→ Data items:
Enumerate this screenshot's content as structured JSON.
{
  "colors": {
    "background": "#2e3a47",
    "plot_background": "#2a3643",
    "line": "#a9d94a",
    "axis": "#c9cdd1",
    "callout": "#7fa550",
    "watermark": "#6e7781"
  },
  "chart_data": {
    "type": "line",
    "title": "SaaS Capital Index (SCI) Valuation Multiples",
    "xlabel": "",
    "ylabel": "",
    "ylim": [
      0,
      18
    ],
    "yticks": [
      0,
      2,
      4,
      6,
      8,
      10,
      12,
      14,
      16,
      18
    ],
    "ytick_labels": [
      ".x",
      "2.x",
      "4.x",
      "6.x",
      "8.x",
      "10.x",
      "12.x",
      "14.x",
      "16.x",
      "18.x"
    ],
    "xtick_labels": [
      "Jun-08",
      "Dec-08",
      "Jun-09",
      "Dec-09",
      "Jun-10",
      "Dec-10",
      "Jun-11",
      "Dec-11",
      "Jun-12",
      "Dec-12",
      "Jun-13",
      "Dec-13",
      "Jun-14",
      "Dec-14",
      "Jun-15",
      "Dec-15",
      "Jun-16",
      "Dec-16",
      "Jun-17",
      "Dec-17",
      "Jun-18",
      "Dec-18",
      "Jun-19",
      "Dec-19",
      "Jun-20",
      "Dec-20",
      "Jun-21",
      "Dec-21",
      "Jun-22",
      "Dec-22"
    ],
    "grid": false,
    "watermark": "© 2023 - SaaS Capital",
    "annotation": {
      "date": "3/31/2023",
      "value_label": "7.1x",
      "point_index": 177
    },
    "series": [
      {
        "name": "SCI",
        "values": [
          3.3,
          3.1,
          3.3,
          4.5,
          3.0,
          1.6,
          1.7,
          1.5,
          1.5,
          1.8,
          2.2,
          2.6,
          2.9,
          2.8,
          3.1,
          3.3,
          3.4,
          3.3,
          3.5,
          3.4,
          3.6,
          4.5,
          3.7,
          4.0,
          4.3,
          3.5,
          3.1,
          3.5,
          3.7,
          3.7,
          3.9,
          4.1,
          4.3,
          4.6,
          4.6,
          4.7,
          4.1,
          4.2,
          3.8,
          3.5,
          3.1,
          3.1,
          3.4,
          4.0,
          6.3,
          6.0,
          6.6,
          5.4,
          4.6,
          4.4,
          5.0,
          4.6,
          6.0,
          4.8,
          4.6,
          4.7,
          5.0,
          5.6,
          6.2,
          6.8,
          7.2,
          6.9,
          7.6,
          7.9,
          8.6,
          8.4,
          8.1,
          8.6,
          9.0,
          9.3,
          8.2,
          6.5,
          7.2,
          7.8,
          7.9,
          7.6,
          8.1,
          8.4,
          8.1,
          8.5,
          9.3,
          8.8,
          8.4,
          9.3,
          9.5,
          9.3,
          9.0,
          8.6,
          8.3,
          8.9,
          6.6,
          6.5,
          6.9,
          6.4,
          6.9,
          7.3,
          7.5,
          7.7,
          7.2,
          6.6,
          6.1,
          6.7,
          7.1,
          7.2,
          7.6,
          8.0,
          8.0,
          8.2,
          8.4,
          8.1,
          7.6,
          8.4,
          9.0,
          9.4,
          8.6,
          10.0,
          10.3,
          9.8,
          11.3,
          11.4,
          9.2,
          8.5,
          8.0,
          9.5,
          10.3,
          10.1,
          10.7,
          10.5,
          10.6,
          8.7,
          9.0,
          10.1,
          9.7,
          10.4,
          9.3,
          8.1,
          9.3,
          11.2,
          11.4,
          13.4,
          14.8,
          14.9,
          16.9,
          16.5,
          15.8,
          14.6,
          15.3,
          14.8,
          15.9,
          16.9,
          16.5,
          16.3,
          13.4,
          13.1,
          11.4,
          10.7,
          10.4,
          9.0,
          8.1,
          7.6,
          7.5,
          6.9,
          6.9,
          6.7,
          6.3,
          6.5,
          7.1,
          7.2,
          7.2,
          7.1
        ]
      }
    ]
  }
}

→ STATED PROBLEM: Copy out the material word for word and line for line.

→ SOLUTION FOR THIS EXERCISE:
Enumerate this screenshot's content as structured JSON.
{
  "colors": {
    "background": "#2e3a47",
    "plot_background": "#2a3643",
    "line": "#a9d94a",
    "axis": "#c9cdd1",
    "callout": "#7fa550",
    "watermark": "#6e7781"
  },
  "chart_data": {
    "type": "line",
    "title": "SaaS Capital Index (SCI) Valuation Multiples",
    "xlabel": "",
    "ylabel": "",
    "ylim": [
      0,
      18
    ],
    "yticks": [
      0,
      2,
      4,
      6,
      8,
      10,
      12,
      14,
      16,
      18
    ],
    "ytick_labels": [
      ".x",
      "2.x",
      "4.x",
      "6.x",
      "8.x",
      "10.x",
      "12.x",
      "14.x",
      "16.x",
      "18.x"
    ],
    "xtick_labels": [
      "Jun-08",
      "Dec-08",
      "Jun-09",
      "Dec-09",
      "Jun-10",
      "Dec-10",
      "Jun-11",
      "Dec-11",
      "Jun-12",
      "Dec-12",
      "Jun-13",
      "Dec-13",
      "Jun-14",
      "Dec-14",
      "Jun-15",
      "Dec-15",
      "Jun-16",
      "Dec-16",
      "Jun-17",
      "Dec-17",
      "Jun-18",
      "Dec-18",
      "Jun-19",
      "Dec-19",
      "Jun-20",
      "Dec-20",
      "Jun-21",
      "Dec-21",
      "Jun-22",
      "Dec-22"
    ],
    "grid": false,
    "watermark": "© 2023 - SaaS Capital",
    "annotation": {
      "date": "3/31/2023",
      "value_label": "7.1x",
      "point_index": 177
    },
    "series": [
      {
        "name": "SCI",
        "values": [
          3.3,
          3.1,
          3.3,
          4.5,
          3.0,
          1.6,
          1.7,
          1.5,
          1.5,
          1.8,
          2.2,
          2.6,
          2.9,
          2.8,
          3.1,
          3.3,
          3.4,
          3.3,
          3.5,
          3.4,
          3.6,
          4.5,
          3.7,
          4.0,
          4.3,
          3.5,
          3.1,
          3.5,
          3.7,
          3.7,
          3.9,
          4.1,
          4.3,
          4.6,
          4.6,
          4.7,
          4.1,
          4.2,
          3.8,
          3.5,
          3.1,
          3.1,
          3.4,
          4.0,
          6.3,
          6.0,
          6.6,
          5.4,
          4.6,
          4.4,
          5.0,
          4.6,
          6.0,
          4.8,
          4.6,
          4.7,
          5.0,
          5.6,
          6.2,
          6.8,
          7.2,
          6.9,
          7.6,
          7.9,
          8.6,
          8.4,
          8.1,
          8.6,
          9.0,
          9.3,
          8.2,
          6.5,
          7.2,
          7.8,
          7.9,
          7.6,
          8.1,
          8.4,
          8.1,
          8.5,
          9.3,
          8.8,
          8.4,
          9.3,
          9.5,
          9.3,
          9.0,
          8.6,
          8.3,
          8.9,
          6.6,
          6.5,
          6.9,
          6.4,
          6.9,
          7.3,
          7.5,
          7.7,
          7.2,
          6.6,
          6.1,
          6.7,
          7.1,
          7.2,
          7.6,
          8.0,
          8.0,
          8.2,
          8.4,
          8.1,
          7.6,
          8.4,
          9.0,
          9.4,
          8.6,
          10.0,
          10.3,
          9.8,
          11.3,
          11.4,
          9.2,
          8.5,
          8.0,
          9.5,
          10.3,
          10.1,
          10.7,
          10.5,
          10.6,
          8.7,
          9.0,
          10.1,
          9.7,
          10.4,
          9.3,
          8.1,
          9.3,
          11.2,
          11.4,
          13.4,
          14.8,
          14.9,
          16.9,
          16.5,
          15.8,
          14.6,
          15.3,
          14.8,
          15.9,
          16.9,
          16.5,
          16.3,
          13.4,
          13.1,
          11.4,
          10.7,
          10.4,
          9.0,
          8.1,
          7.6,
          7.5,
          6.9,
          6.9,
          6.7,
          6.3,
          6.5,
          7.1,
          7.2,
          7.2,
          7.1
        ]
      }
    ]
  }
}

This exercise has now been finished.